+++ Rows

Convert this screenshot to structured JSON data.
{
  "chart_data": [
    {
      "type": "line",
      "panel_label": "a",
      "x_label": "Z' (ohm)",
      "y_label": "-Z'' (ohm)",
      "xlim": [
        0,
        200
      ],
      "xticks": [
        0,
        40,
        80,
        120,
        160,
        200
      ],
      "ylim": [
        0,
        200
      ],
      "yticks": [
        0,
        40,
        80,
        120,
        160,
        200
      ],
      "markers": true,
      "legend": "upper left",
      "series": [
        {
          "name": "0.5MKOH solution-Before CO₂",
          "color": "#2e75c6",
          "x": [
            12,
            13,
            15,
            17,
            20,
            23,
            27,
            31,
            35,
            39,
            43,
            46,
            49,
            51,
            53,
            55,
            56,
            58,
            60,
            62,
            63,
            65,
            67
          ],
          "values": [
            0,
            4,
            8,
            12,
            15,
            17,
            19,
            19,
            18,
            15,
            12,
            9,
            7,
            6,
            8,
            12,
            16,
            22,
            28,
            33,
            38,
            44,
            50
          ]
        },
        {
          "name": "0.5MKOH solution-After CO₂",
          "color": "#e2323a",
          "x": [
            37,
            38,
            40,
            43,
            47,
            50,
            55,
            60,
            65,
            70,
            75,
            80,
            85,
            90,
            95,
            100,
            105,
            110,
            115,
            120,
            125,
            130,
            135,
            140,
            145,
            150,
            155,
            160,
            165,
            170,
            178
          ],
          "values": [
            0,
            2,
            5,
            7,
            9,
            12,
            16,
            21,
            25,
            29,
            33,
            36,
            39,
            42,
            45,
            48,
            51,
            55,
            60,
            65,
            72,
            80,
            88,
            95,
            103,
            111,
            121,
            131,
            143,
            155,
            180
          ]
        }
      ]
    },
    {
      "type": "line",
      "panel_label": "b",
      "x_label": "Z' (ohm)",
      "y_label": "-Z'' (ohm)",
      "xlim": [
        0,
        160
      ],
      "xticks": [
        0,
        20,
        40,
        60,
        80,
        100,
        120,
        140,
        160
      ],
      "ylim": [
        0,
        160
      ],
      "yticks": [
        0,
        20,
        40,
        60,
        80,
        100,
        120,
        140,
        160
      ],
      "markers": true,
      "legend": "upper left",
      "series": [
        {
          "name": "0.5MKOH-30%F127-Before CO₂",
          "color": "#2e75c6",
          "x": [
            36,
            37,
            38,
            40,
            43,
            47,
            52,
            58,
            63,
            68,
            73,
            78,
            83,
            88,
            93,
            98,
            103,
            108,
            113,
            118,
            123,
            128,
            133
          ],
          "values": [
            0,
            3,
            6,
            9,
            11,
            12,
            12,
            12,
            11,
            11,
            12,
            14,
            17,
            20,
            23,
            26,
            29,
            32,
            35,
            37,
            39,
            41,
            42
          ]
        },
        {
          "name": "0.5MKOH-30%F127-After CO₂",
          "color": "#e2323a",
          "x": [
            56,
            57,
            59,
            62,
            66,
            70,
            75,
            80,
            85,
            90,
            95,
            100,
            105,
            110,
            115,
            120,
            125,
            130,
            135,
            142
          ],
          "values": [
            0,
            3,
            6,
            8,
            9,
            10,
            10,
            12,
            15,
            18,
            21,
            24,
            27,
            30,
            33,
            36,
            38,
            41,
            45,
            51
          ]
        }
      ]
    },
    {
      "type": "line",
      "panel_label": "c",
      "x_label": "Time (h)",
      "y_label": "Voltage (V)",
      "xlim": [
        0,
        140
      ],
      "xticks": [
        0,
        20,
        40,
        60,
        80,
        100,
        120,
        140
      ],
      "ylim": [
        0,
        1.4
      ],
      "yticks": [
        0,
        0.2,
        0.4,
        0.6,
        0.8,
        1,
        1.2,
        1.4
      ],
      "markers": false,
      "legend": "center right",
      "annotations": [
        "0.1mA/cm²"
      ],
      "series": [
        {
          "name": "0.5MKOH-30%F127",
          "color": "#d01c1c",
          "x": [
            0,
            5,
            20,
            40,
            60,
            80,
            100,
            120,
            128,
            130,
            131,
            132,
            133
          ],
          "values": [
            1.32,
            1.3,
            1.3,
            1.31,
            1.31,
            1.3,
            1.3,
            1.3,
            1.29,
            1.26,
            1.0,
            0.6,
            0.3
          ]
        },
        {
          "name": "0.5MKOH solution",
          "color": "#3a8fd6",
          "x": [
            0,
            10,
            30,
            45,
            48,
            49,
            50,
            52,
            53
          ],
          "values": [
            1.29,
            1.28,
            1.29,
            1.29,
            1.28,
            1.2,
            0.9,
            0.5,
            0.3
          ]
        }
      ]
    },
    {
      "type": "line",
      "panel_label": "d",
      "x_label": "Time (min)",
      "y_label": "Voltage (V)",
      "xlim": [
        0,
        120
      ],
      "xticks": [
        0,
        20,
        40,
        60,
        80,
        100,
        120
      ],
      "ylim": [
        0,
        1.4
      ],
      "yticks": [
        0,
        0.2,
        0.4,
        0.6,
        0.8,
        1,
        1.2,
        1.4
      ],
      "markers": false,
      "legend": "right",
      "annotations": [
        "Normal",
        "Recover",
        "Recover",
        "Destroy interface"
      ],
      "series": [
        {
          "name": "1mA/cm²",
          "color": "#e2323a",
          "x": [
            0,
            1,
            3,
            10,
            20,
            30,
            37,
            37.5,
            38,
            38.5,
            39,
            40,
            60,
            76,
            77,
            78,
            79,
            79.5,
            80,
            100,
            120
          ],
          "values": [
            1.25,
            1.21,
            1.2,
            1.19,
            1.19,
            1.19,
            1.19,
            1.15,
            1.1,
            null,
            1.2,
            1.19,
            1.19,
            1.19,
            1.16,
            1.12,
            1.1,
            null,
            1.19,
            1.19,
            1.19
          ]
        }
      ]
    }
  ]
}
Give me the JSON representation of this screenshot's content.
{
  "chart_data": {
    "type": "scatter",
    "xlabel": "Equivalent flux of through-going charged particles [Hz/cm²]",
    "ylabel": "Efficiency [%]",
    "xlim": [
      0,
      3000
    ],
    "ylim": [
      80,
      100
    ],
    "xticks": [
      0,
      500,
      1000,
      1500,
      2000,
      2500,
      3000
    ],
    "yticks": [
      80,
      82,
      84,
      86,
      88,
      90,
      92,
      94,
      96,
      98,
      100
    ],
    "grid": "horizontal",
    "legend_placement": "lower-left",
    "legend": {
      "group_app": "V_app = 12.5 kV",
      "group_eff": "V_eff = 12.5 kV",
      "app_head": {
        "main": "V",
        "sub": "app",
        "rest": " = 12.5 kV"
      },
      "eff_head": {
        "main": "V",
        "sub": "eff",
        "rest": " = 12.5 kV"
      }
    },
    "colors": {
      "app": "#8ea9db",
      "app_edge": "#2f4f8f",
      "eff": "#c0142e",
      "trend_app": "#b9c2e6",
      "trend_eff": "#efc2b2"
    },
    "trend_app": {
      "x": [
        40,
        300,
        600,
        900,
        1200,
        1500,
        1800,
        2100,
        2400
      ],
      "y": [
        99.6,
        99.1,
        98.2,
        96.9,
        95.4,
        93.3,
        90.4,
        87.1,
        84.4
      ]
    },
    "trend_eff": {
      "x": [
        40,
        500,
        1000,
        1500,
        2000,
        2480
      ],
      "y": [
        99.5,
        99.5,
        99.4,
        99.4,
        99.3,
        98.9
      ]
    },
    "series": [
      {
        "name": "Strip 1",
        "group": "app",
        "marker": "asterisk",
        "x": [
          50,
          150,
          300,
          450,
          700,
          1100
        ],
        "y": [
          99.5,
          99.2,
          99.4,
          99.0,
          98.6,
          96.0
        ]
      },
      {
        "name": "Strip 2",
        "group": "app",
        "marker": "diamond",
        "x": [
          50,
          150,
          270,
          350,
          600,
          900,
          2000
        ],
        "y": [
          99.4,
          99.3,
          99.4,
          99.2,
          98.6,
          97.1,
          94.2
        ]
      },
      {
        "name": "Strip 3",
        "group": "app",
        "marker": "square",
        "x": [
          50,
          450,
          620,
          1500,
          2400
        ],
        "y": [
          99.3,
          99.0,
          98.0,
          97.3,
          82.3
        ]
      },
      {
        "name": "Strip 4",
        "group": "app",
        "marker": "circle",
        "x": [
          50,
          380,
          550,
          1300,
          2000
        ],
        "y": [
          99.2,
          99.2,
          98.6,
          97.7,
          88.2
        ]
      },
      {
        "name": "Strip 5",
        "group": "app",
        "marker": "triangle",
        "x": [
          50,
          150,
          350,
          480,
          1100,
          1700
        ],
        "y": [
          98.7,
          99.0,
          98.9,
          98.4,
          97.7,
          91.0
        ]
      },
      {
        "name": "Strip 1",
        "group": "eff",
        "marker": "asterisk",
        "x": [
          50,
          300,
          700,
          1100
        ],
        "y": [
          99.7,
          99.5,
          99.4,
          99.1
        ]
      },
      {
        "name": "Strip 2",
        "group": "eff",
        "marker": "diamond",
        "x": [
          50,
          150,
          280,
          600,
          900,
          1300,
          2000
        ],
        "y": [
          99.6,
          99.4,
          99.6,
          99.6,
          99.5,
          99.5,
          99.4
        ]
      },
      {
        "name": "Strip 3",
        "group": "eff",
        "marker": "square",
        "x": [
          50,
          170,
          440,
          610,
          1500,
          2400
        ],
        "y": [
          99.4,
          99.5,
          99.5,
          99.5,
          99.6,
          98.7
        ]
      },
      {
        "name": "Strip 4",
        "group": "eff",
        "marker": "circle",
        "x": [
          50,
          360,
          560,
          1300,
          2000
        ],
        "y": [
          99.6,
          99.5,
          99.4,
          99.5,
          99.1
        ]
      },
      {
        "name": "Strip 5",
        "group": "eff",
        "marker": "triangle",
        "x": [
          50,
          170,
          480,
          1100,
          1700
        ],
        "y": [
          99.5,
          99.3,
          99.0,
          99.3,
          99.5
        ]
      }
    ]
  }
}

++++++

▸ **Task to carry out**:
Among the lines of the data above, determine how many contain the word "screenshot". Report the number alone.

▸ **Exercise answer**:
2